— Begin The records —

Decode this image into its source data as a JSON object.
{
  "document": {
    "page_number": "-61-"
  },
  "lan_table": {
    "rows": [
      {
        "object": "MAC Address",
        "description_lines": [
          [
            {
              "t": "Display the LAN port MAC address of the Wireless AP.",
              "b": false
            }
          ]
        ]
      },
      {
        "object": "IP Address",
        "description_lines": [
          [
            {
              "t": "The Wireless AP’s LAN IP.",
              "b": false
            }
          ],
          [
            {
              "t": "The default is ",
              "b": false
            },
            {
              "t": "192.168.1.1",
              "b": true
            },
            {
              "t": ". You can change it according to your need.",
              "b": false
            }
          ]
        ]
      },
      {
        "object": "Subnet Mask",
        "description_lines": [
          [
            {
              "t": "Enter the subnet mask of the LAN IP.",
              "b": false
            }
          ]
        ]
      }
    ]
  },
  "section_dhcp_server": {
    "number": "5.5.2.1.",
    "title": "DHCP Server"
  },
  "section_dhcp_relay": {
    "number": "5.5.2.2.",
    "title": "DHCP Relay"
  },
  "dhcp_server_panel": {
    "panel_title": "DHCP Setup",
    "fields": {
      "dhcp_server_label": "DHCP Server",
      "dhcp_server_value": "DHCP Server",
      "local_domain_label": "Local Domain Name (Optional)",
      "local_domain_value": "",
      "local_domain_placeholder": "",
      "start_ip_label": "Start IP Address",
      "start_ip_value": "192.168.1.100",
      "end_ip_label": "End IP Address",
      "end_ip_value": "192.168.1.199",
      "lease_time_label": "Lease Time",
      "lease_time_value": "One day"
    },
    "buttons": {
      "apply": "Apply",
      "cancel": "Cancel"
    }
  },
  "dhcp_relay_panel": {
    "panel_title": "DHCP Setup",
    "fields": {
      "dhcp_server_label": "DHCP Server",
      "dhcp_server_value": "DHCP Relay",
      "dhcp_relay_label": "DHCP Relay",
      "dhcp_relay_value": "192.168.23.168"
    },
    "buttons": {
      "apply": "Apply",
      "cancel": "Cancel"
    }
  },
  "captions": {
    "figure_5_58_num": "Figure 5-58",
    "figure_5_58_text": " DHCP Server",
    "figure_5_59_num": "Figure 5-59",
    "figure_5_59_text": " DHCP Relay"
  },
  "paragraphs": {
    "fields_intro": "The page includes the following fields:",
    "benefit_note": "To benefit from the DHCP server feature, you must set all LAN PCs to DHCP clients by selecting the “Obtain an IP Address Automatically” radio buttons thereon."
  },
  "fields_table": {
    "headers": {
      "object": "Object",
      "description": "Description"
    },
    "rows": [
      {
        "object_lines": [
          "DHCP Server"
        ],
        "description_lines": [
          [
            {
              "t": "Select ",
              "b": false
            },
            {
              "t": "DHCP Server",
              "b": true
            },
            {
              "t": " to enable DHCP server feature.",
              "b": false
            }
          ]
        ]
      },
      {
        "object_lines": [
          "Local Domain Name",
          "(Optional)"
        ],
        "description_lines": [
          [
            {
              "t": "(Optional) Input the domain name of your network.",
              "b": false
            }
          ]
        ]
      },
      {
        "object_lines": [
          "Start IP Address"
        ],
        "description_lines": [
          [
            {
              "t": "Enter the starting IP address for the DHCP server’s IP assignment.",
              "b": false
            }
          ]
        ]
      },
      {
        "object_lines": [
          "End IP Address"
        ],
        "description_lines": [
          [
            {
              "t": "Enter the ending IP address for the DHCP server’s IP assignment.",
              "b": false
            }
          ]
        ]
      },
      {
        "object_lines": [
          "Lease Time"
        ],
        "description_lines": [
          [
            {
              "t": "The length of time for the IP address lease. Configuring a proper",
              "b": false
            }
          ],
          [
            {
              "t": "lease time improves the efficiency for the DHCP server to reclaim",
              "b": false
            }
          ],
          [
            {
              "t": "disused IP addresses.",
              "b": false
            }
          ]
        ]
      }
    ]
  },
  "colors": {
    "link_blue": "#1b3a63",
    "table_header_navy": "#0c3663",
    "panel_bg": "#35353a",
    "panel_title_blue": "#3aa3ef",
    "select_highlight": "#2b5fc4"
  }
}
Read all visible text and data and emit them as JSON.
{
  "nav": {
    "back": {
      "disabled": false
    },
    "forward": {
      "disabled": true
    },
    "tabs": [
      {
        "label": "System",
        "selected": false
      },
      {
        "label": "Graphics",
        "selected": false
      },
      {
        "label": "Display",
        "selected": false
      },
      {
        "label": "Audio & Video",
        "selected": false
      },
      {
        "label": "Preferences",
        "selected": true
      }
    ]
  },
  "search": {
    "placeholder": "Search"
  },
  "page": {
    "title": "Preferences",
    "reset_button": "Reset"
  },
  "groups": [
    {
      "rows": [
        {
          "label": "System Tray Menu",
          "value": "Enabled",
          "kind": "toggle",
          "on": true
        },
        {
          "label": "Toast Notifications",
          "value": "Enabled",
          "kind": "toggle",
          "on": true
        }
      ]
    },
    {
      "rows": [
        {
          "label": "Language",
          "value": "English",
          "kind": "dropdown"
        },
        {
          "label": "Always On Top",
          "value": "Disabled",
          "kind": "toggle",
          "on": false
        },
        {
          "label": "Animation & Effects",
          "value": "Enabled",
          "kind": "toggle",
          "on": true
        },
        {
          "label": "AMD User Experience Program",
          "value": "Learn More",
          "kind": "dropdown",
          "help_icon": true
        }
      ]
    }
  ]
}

— End The records —

**Aim of the exercise**
Pull every line containing the word "Display" out of the material.

**Answer below**
              "t": "Display the LAN port MAC address of the Wireless AP.",
        "label": "Display",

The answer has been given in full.